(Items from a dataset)
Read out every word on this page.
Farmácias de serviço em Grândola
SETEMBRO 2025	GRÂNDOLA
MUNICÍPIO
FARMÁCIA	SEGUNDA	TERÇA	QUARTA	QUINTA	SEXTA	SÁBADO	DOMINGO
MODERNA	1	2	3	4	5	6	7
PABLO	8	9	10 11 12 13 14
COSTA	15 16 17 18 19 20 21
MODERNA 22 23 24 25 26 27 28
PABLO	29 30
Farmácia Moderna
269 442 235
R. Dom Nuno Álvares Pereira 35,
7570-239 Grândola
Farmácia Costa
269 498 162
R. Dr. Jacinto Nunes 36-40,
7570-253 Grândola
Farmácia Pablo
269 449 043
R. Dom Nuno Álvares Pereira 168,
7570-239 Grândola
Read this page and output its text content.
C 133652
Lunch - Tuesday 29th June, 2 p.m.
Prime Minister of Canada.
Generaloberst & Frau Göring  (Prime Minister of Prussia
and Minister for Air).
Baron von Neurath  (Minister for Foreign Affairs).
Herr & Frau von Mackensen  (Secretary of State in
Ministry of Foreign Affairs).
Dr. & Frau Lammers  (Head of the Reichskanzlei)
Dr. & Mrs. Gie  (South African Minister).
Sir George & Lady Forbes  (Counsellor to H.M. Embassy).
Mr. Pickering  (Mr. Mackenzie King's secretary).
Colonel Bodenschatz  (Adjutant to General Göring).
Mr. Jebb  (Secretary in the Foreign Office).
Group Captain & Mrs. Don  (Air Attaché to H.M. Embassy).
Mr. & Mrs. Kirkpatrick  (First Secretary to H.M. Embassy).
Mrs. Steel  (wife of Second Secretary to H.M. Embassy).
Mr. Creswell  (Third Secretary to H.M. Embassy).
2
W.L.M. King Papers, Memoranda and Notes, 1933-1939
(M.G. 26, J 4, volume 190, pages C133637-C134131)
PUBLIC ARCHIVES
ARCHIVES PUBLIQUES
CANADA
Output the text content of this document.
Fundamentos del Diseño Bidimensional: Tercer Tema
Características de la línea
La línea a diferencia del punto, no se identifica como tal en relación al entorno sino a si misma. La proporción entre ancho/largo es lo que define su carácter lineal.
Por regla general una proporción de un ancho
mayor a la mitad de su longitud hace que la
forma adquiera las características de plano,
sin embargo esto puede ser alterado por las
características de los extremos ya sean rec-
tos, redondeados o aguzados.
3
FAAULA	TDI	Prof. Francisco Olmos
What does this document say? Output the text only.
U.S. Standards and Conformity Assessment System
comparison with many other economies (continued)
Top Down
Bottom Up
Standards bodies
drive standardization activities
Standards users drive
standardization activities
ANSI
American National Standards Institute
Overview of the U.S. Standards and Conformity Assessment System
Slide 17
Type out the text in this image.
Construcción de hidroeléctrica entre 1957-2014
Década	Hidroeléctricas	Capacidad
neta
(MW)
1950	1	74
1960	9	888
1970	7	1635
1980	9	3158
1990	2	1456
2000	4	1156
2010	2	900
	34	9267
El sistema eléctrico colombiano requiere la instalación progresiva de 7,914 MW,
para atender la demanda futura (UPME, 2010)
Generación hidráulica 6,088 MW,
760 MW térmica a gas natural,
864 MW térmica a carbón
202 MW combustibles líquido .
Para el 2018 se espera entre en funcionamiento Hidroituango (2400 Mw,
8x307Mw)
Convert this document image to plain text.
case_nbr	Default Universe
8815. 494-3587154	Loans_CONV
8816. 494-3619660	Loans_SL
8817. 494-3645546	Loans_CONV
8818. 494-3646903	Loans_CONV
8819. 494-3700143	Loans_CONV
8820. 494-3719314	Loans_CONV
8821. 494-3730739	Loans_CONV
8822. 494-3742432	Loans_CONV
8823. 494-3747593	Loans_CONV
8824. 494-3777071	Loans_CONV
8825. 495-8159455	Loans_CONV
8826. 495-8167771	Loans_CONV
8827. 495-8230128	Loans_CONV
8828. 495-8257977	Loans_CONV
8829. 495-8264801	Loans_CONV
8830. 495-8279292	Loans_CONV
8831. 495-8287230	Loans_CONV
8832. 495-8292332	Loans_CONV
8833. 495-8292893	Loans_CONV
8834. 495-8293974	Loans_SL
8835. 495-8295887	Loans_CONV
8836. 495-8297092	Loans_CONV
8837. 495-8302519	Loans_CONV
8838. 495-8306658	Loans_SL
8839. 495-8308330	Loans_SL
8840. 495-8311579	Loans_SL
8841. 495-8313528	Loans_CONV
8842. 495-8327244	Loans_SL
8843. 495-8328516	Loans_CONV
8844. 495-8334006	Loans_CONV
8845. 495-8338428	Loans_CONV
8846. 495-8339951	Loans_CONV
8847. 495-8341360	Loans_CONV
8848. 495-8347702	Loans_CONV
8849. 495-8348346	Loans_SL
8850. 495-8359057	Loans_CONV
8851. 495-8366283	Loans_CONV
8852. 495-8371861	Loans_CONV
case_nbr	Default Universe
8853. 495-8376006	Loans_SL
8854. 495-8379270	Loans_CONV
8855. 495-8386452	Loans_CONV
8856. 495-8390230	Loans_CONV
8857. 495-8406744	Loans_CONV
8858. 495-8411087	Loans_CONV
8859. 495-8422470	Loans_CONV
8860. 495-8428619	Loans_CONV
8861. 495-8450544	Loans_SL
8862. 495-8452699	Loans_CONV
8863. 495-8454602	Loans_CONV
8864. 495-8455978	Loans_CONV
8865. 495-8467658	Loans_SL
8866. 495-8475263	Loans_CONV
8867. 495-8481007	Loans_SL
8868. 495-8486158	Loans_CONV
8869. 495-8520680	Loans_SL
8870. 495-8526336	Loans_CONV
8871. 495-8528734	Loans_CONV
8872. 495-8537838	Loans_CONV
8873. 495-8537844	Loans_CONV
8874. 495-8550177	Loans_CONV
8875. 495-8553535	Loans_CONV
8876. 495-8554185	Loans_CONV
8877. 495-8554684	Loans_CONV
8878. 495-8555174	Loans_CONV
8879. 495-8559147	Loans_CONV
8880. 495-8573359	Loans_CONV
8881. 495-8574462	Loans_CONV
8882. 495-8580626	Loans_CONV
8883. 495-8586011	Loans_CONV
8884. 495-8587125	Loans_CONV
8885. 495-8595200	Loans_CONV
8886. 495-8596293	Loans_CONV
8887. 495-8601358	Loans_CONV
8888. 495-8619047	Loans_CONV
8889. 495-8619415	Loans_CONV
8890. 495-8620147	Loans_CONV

**WORK INSTRUCTIONS:** Scan the material for lines with the word "Göring", and copy each line you find.

**RESPONSE:**
Generaloberst & Frau Göring  (Prime Minister of Prussia
Colonel Bodenschatz  (Adjutant to General Göring).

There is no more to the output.